• Supplied text:
Project to development free educational software

The KDE Education Project (or KDE-Edu project) develops free educational software based on the KDE technologies for students and parents. These educational software is translated into more than 65 languages, so that users can access them without any problems. The KDE-Edu project also provides free software educational to support and facilitate teachers in planning lessons.

The KDE-Edu project is available for BSD and Linux; Microsoft Windows support is in beta.

== History ==
The KDE-Edu project was started in July 2001. The goal of the project is to develop Free Educational Software (GNU General Public License) within the KDE environment. This software is mainly aimed to schools, to students and to parents at home as well as to adults willing to extend their knowledge.

== List of software ==
This software is bundled in the kdeedu package. All applications are fully KDE compatible.

=== Languages ===
- Kanagram - Customizable game based upon anagrams of words.

• Bounding box prediction data:
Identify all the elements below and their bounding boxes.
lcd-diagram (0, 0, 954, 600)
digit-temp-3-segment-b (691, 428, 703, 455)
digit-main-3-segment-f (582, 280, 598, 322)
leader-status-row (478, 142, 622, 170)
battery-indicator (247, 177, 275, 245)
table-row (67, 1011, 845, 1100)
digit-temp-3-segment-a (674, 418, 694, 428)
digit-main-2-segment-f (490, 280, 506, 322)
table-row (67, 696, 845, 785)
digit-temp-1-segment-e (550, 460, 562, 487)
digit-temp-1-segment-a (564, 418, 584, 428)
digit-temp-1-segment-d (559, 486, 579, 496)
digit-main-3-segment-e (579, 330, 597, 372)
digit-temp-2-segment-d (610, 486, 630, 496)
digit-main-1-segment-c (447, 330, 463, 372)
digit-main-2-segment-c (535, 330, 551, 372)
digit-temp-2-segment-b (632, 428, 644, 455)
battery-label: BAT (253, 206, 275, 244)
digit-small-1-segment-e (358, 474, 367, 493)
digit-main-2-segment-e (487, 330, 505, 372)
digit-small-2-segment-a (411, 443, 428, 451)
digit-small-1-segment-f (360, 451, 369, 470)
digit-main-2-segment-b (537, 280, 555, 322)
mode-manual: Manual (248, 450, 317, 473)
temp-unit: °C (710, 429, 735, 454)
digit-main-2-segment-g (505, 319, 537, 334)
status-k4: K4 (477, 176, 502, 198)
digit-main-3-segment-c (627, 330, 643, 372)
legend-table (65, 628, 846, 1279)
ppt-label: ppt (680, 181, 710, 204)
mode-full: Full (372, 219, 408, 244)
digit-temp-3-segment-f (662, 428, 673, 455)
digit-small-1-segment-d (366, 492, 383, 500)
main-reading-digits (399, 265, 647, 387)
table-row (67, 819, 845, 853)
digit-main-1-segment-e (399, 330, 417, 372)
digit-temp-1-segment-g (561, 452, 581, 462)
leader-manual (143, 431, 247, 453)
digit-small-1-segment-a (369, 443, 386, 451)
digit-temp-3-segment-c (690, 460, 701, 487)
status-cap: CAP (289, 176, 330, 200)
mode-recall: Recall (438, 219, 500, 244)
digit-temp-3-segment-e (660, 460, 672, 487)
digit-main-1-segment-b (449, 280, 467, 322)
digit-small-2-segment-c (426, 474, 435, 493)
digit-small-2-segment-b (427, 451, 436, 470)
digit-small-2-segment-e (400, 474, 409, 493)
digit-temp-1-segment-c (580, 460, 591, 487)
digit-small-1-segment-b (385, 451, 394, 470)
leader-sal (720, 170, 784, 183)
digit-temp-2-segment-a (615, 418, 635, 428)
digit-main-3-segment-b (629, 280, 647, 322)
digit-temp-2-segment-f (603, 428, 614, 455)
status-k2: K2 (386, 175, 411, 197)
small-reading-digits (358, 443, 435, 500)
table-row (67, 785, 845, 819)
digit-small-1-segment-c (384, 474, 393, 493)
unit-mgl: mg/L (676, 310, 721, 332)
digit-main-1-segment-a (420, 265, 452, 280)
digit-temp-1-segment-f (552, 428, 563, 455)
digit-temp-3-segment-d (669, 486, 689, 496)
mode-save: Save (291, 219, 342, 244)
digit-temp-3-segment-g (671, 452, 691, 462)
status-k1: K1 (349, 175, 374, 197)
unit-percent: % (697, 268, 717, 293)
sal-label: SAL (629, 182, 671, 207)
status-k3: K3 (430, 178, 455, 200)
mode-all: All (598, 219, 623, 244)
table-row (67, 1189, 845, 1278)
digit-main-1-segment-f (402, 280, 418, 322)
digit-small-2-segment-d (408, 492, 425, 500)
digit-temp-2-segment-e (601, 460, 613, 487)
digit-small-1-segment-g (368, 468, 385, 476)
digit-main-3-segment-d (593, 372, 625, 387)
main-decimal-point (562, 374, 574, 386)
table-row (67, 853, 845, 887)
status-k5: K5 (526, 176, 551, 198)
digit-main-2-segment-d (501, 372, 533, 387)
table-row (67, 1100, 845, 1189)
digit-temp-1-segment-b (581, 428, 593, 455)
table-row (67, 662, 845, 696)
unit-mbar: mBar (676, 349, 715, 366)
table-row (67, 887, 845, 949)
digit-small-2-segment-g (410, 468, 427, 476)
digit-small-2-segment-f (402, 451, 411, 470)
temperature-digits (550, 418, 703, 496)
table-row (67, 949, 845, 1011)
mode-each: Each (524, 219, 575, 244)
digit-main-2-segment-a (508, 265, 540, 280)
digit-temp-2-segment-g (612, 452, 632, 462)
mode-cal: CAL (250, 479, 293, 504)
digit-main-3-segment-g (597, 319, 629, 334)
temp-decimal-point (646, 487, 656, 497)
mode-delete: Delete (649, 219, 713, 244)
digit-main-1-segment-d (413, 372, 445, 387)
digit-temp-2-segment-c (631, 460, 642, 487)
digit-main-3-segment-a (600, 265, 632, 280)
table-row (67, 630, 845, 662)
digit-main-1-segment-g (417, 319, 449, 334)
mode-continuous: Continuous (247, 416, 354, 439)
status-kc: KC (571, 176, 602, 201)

• Tasks to perform:
1 > Using the text on the KDE Education Project, decide whether each statement agrees with it. Answer yes or no for each, and quote the words from the text that settle it.
(a) The KDE-Edu project began in July 2001.
(b) Support for Microsoft Windows is complete.
(c) The educational software is available in more than 65 languages.
2 > Carry on the text about the KDE Education Project from the Kanagram entry.

• Expected results:
1 >
(a) Yes: "The KDE-Edu project was started in July 2001."
(b) No: "Microsoft Windows support is in beta."
(c) Yes: "These educational software is translated into more than 65 languages"

2 >
- KHangMan - Classic hangman game.
- Kiten - Japanese reference/learning tool with English to Japanese and Japanese to English dictionary and kanji dictionary.
- KLettres - Helps to learn the alphabet and then to read some syllables in different languages.
- KWordQuiz - Helps to learn vocabulary using a "flash card" or multiple choice, or quiz types
- Parley - Vocabulary trainer using a spaced repetition or "flash card" approach.

=== Mathematics ===
- Cantor - Front-end to powerful mathematics and statistics packages. Integrated four environments, (SageMath, Maxima, R, KAlgebra) into the KDE Platform and provides a nice, worksheet-based, graphical user interface.
- KAlgebra - A mathematical calculator that lets you plot different types of 2D and 3D functions and perform based upon content markup MathML language.
- KBruch - Small program to practice calculations with fractions and percentages.
- Kig - Program for interactively exploring geometric constructions.
- KmPlot - Mathematical function plotter drawing draw graphs, their integrals or derivatives.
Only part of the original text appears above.